START
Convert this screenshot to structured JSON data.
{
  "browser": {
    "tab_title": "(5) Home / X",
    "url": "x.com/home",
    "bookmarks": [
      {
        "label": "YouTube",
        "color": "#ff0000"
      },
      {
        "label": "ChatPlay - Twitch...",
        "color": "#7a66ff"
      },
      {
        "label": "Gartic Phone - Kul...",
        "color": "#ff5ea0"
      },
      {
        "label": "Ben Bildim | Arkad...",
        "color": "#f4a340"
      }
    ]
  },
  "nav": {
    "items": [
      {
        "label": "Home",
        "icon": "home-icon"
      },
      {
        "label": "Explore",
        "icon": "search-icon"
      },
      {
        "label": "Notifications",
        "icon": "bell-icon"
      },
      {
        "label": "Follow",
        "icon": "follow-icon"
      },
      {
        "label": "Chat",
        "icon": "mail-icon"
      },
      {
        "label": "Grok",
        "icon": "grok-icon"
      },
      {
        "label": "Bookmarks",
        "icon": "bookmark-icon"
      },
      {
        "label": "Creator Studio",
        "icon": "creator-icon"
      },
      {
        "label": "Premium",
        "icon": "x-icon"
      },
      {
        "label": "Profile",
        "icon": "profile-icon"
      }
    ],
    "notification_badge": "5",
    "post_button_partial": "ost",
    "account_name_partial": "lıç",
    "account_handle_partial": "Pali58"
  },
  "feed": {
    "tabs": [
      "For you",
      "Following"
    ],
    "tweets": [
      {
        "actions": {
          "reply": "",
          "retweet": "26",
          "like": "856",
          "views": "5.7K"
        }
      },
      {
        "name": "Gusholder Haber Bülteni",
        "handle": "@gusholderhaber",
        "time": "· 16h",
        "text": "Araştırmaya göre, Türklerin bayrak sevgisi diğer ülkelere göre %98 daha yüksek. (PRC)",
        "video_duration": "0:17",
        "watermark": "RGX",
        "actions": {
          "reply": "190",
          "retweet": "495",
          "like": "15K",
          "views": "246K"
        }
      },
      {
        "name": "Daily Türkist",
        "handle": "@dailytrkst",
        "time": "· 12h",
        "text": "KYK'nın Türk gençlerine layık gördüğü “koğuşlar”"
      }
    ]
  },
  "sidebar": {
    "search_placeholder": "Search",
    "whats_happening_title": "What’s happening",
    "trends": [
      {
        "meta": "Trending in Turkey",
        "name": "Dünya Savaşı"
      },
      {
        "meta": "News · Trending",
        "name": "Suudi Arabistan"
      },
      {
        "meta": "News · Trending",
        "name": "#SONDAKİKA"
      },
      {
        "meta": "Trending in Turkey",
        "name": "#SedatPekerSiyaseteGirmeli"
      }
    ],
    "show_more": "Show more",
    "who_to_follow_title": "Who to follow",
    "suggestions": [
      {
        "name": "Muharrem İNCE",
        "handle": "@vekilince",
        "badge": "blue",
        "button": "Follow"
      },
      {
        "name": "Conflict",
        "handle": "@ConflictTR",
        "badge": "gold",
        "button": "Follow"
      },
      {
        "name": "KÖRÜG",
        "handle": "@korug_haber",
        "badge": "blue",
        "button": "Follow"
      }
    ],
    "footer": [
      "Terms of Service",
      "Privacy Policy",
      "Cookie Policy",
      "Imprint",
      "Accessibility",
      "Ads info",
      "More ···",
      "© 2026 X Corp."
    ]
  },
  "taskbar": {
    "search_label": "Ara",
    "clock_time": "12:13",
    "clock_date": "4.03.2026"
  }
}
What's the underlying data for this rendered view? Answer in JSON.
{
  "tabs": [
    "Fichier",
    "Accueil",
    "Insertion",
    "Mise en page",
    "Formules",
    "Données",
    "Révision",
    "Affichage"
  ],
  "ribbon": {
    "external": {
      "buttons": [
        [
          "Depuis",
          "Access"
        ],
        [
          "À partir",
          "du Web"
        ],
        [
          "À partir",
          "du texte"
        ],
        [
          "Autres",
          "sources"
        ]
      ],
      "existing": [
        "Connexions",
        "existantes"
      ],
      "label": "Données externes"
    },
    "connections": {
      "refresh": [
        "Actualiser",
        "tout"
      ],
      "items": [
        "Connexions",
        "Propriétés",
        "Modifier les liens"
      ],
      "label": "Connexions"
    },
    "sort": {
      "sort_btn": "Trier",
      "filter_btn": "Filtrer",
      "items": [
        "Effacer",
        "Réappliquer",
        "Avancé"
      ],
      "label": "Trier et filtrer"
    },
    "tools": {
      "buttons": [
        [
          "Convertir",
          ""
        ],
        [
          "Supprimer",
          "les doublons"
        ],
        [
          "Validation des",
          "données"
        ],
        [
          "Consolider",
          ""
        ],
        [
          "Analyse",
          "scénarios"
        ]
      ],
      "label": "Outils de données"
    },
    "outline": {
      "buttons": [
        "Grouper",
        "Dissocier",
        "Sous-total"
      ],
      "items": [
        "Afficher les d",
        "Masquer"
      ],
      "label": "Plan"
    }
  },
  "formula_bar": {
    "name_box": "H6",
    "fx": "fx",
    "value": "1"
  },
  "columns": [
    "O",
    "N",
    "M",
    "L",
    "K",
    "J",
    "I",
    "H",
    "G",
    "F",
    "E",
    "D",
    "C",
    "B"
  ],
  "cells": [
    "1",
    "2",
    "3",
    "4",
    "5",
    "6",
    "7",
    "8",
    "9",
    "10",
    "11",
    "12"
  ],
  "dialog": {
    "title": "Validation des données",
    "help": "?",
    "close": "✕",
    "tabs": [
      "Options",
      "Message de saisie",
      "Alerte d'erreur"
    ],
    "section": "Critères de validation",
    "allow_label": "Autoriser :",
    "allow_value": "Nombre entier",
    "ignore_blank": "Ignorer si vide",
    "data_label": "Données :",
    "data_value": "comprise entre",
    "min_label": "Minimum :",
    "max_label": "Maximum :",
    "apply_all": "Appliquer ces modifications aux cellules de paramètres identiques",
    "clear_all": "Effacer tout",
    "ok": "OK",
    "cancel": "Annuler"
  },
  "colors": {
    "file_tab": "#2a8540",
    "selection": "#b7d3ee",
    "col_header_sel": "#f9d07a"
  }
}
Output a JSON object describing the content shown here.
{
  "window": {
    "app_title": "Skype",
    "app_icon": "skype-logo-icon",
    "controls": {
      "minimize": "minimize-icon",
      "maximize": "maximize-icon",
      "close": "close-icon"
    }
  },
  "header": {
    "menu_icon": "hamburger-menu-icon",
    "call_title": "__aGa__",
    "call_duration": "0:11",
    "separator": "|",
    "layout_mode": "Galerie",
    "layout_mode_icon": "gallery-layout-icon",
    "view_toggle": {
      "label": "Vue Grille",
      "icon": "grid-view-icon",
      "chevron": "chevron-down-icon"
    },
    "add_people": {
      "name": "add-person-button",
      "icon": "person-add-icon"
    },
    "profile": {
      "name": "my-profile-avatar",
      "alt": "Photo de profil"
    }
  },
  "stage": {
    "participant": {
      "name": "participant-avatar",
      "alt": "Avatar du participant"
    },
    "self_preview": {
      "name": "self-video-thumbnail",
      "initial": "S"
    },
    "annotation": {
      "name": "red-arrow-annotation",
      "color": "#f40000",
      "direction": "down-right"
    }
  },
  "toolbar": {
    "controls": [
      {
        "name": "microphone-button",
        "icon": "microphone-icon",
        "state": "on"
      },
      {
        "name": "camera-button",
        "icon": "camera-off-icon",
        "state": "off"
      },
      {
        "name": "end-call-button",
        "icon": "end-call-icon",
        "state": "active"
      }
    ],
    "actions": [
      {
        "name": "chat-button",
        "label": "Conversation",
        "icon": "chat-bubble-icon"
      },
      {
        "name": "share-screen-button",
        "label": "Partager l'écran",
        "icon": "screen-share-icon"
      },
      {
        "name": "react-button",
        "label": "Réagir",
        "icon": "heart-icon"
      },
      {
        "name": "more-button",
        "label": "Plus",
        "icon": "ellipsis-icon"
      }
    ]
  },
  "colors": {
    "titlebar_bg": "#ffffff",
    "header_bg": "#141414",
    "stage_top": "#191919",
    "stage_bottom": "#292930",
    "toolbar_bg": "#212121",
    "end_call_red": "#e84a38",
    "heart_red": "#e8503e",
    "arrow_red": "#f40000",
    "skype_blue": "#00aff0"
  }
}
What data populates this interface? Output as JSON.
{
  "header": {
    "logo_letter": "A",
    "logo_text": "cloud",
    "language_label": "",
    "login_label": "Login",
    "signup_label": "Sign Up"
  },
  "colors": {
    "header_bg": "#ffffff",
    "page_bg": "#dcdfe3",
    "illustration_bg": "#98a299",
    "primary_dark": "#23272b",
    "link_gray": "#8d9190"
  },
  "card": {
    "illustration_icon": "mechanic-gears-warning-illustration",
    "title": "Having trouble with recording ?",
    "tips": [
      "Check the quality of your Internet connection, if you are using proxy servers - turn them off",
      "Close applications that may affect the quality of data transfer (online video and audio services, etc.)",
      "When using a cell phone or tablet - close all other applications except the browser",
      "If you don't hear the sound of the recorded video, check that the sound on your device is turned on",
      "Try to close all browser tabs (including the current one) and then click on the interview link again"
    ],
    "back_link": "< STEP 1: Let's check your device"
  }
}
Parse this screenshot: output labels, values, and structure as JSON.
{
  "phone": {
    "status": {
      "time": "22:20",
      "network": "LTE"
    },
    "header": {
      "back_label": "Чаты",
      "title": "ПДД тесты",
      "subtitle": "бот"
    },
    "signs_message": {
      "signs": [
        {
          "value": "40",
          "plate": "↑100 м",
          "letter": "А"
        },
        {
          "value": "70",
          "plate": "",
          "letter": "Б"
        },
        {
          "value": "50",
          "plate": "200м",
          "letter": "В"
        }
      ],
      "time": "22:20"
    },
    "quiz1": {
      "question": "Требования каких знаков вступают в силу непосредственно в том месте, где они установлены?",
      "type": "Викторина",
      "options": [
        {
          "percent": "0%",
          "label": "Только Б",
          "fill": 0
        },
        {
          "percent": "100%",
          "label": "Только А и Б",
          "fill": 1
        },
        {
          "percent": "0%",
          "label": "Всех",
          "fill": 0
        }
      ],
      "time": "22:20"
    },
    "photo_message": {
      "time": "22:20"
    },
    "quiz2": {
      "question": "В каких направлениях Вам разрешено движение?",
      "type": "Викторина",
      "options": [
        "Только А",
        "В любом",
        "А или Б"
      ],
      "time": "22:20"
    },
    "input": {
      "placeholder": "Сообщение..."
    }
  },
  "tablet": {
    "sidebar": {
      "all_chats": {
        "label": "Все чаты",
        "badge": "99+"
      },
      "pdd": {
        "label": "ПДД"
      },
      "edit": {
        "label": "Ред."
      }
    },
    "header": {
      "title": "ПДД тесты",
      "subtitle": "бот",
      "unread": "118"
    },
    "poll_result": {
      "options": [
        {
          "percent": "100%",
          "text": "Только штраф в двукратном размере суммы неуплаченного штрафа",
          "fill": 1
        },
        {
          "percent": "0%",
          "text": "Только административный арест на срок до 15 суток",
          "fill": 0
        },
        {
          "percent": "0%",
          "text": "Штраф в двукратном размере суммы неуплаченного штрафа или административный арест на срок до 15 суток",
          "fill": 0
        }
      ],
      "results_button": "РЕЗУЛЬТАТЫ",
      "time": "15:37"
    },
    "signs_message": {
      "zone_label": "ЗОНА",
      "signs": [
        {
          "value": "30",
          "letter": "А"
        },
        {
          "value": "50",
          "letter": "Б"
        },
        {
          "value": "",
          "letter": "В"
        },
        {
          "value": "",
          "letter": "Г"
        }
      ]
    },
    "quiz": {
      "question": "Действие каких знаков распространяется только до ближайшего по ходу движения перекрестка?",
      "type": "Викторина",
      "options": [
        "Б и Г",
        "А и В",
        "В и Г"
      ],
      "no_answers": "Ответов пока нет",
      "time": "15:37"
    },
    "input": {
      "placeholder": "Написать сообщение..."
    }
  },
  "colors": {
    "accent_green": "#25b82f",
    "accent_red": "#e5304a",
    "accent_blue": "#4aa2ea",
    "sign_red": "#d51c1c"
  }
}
END
_What you will do_
List the lines that contain the word "знаков".

_Response to this task_
      "question": "Требования каких знаков вступают в силу непосредственно в том месте, где они установлены?",
      "question": "Действие каких знаков распространяется только до ближайшего по ходу движения перекрестка?",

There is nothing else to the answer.